____ EXCERPT PROVIDED
A few years ago, my oldest son took the Classical Learning Test. Ever since, my email address has somehow made it onto every small liberal arts college prospective parent/student mailing list. And I presume that this is how earlier this week, I received the exciting announcement in my inbox from the University of Austin: applications for its first class are now open! This first class is aptly named “The Brave 100” or, as the recruitment video even more ambitiously states, “100 Founders Can Change the World.”
What is the University of Austin offering students, according to its recruitment materials? First and foremost, a rebellion against the “typical.” You could live the “typical life”: go to a typical college, study the typical stuff (taught from the typical perspective by the typical faculty), endure the typical attacks on your freedom of thought and speech on campus, get the typical job, and become the “typical you” that everyone expects you to become. But, the narrator suggests defiantly, wouldn’t this be a dreadful bore? Everyone thinks you are typical, but what if you’re not? What if you are different from everyone? Don’t you need a college that would help you embrace your inner free-thinking rebel?
________
**WHAT THE EXERCISE ASKS**
In the passage about the University of Austin, substitute "university" for "college" in the stretch starting with "What is the" and going on through "inner free-thinking rebel?", then give that stretch in full. Rely solely on the passage about the University of Austin.
____ DATA SHOWN
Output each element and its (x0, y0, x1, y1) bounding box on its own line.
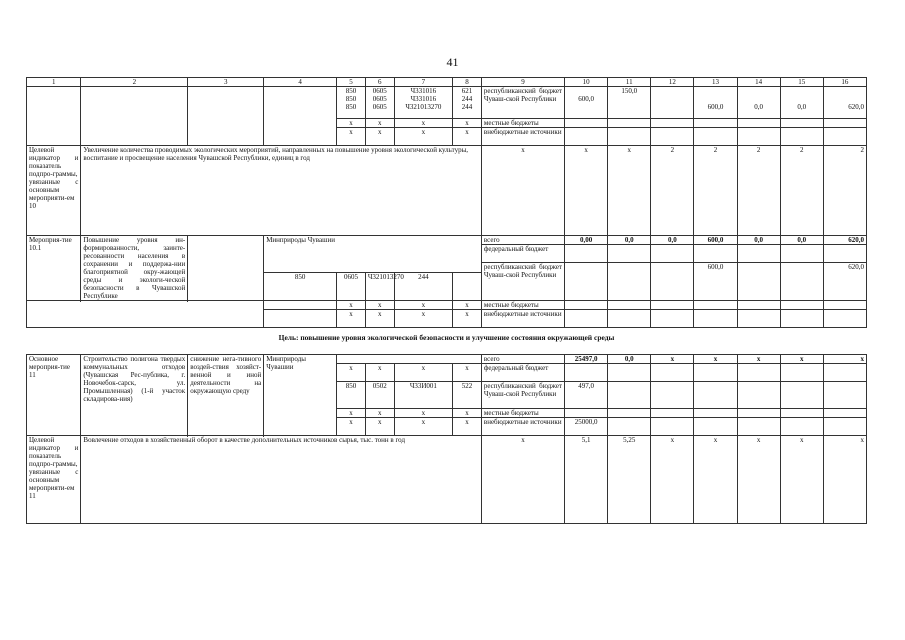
________
**RESULT**
What is the University of Austin offering students, according to its recruitment materials? First and foremost, a rebellion against the “typical.” You could live the “typical life”: go to a typical university, study the typical stuff (taught from the typical perspective by the typical faculty), endure the typical attacks on your freedom of thought and speech on campus, get the typical job, and become the “typical you” that everyone expects you to become. But, the narrator suggests defiantly, wouldn’t this be a dreadful bore? Everyone thinks you are typical, but what if you’re not? What if you are different from everyone? Don’t you need a university that would help you embrace your inner free-thinking rebel?